[Excerpt from a dataset]
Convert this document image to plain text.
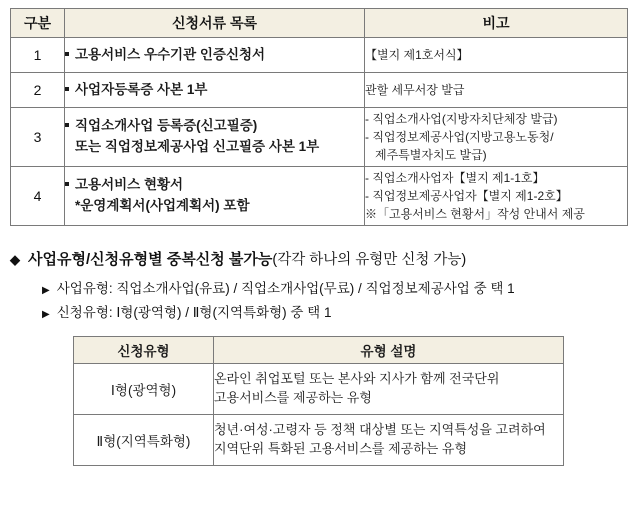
구분	신청서류 목록	비고
1	고용서비스 우수기관 인증신청서	【별지 제1호서식】

2	사업자등록증 사본 1부	관할 세무서장 발급

3	직업소개사업 등록증(신고필증)
또는 직업정보제공사업 신고필증 사본 1부	- 직업소개사업(지방자치단체장 발급)
- 직업정보제공사업(지방고용노동청/
제주특별자치도 발급)

4	고용서비스 현황서
*운영계획서(사업계획서) 포함	- 직업소개사업자【별지 제1-1호】
- 직업정보제공사업자【별지 제1-2호】
※「고용서비스 현황서」작성 안내서 제공
◆ 사업유형/신청유형별 중복신청 불가능 (각각 하나의 유형만 신청 가능)
▶ 사업유형: 직업소개사업(유료) / 직업소개사업(무료) / 직업정보제공사업 중 택 1
▶ 신청유형: Ⅰ형(광역형) / Ⅱ형(지역특화형) 중 택 1
신청유형	유형 설명
Ⅰ형(광역형)	온라인 취업포털 또는 본사와 지사가 함께 전국단위
고용서비스를 제공하는 유형

Ⅱ형(지역특화형)	청년·여성·고령자 등 정책 대상별 또는 지역특성을 고려하여
지역단위 특화된 고용서비스를 제공하는 유형
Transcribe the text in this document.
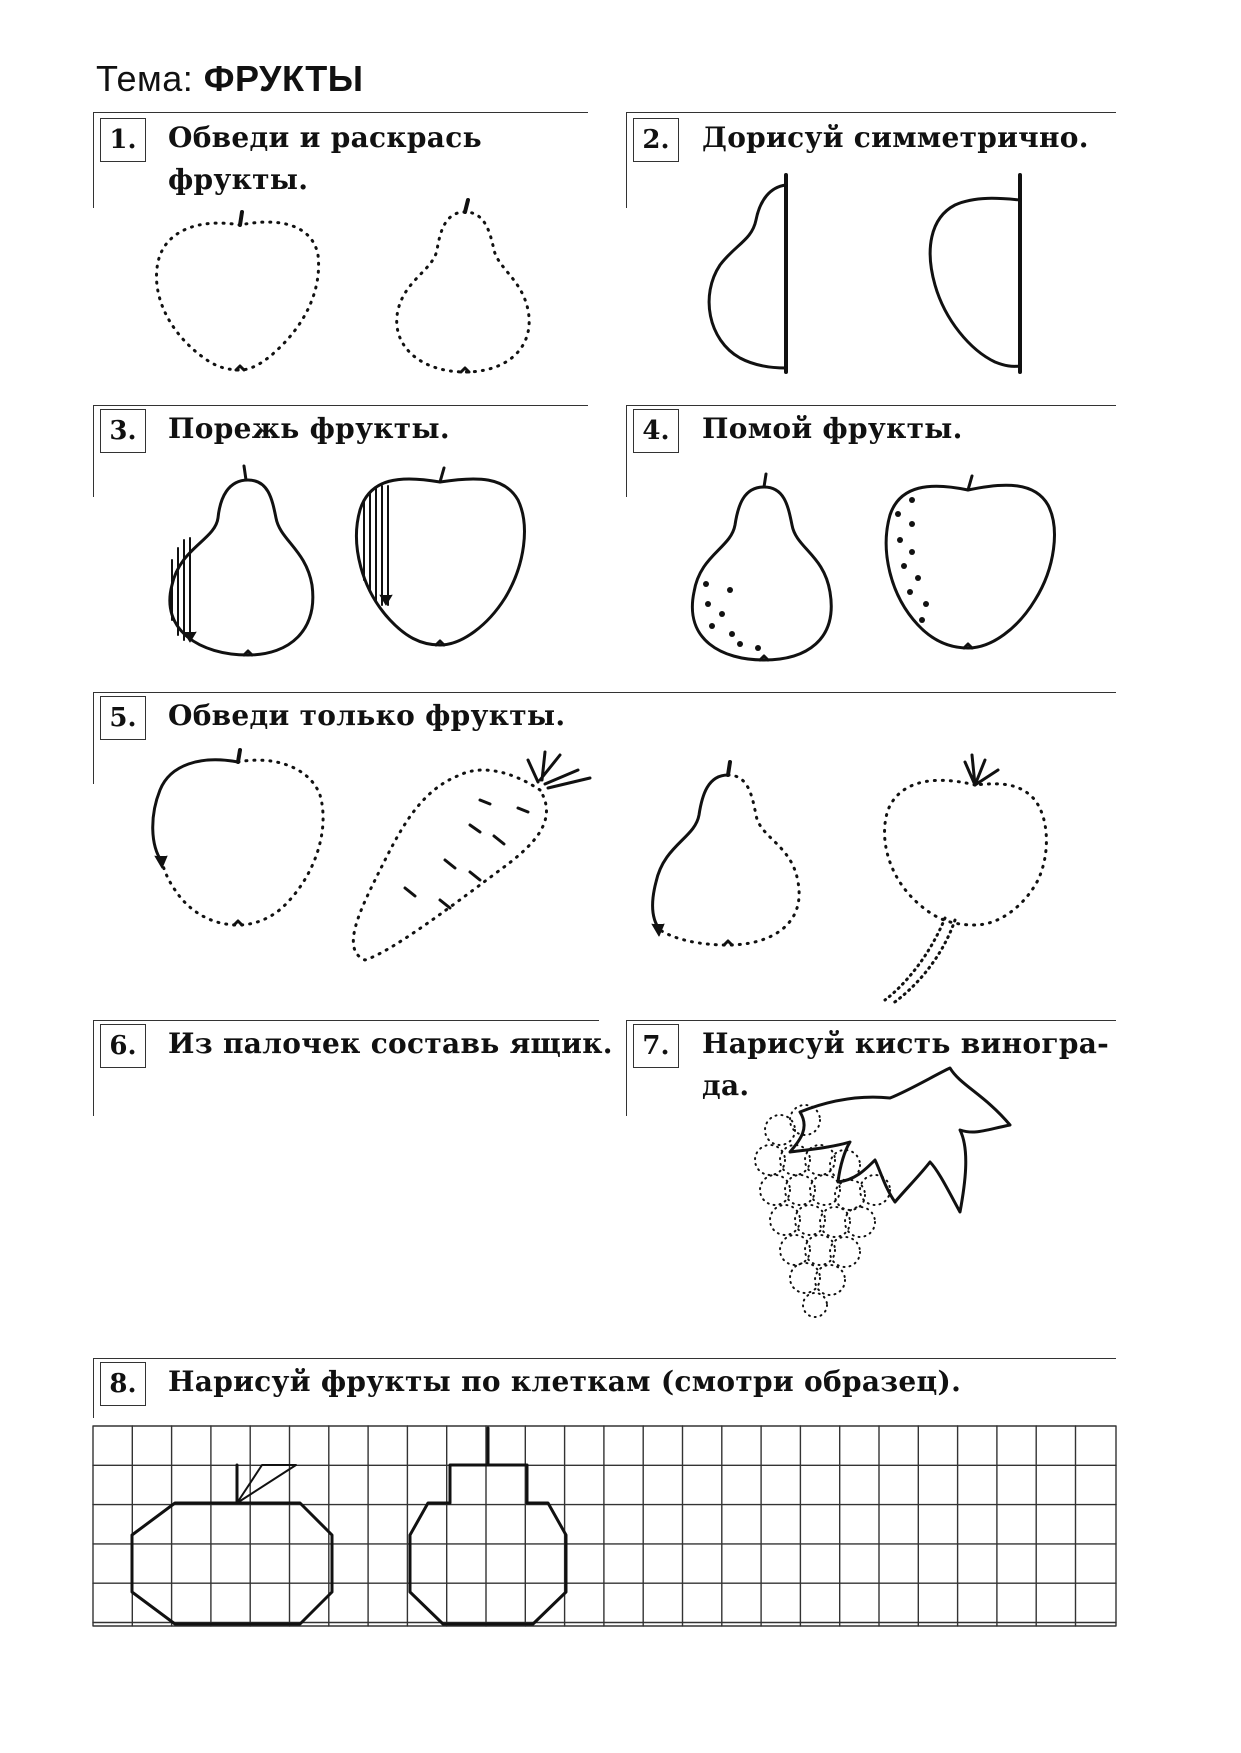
Тема: ФРУКТЫ
1.	Обведи и раскрась
фрукты.
2.	Дорисуй симметрично.
3.	Порежь фрукты.	4.	Помой фрукты.
5.	Обведи только фрукты.
6.	Из палочек составь ящик.	7.	Нарисуй кисть виногра-
да.
8.	Нарисуй фрукты по клеткам (смотри образец).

* [INSTRUCTIONS TO FOLLOW]: Each record must be quoted in full and exactly. Do not include the pictures.

* [SOLUTION TO THIS PROBLEM]:
Convert this document image to plain text.
구분	신청서류 목록	비고
1	고용서비스 우수기관 인증신청서	【별지 제1호서식】

2	사업자등록증 사본 1부	관할 세무서장 발급

3	직업소개사업 등록증(신고필증)
또는 직업정보제공사업 신고필증 사본 1부	- 직업소개사업(지방자치단체장 발급)
- 직업정보제공사업(지방고용노동청/
제주특별자치도 발급)

4	고용서비스 현황서
*운영계획서(사업계획서) 포함	- 직업소개사업자【별지 제1-1호】
- 직업정보제공사업자【별지 제1-2호】
※「고용서비스 현황서」작성 안내서 제공
◆ 사업유형/신청유형별 중복신청 불가능 (각각 하나의 유형만 신청 가능)
▶ 사업유형: 직업소개사업(유료) / 직업소개사업(무료) / 직업정보제공사업 중 택 1
▶ 신청유형: Ⅰ형(광역형) / Ⅱ형(지역특화형) 중 택 1
신청유형	유형 설명
Ⅰ형(광역형)	온라인 취업포털 또는 본사와 지사가 함께 전국단위
고용서비스를 제공하는 유형

Ⅱ형(지역특화형)	청년·여성·고령자 등 정책 대상별 또는 지역특성을 고려하여
지역단위 특화된 고용서비스를 제공하는 유형
Transcribe the text in this document.
Тема: ФРУКТЫ
1.	Обведи и раскрась
фрукты.
2.	Дорисуй симметрично.
3.	Порежь фрукты.	4.	Помой фрукты.
5.	Обведи только фрукты.
6.	Из палочек составь ящик.	7.	Нарисуй кисть виногра-
да.
8.	Нарисуй фрукты по клеткам (смотри образец).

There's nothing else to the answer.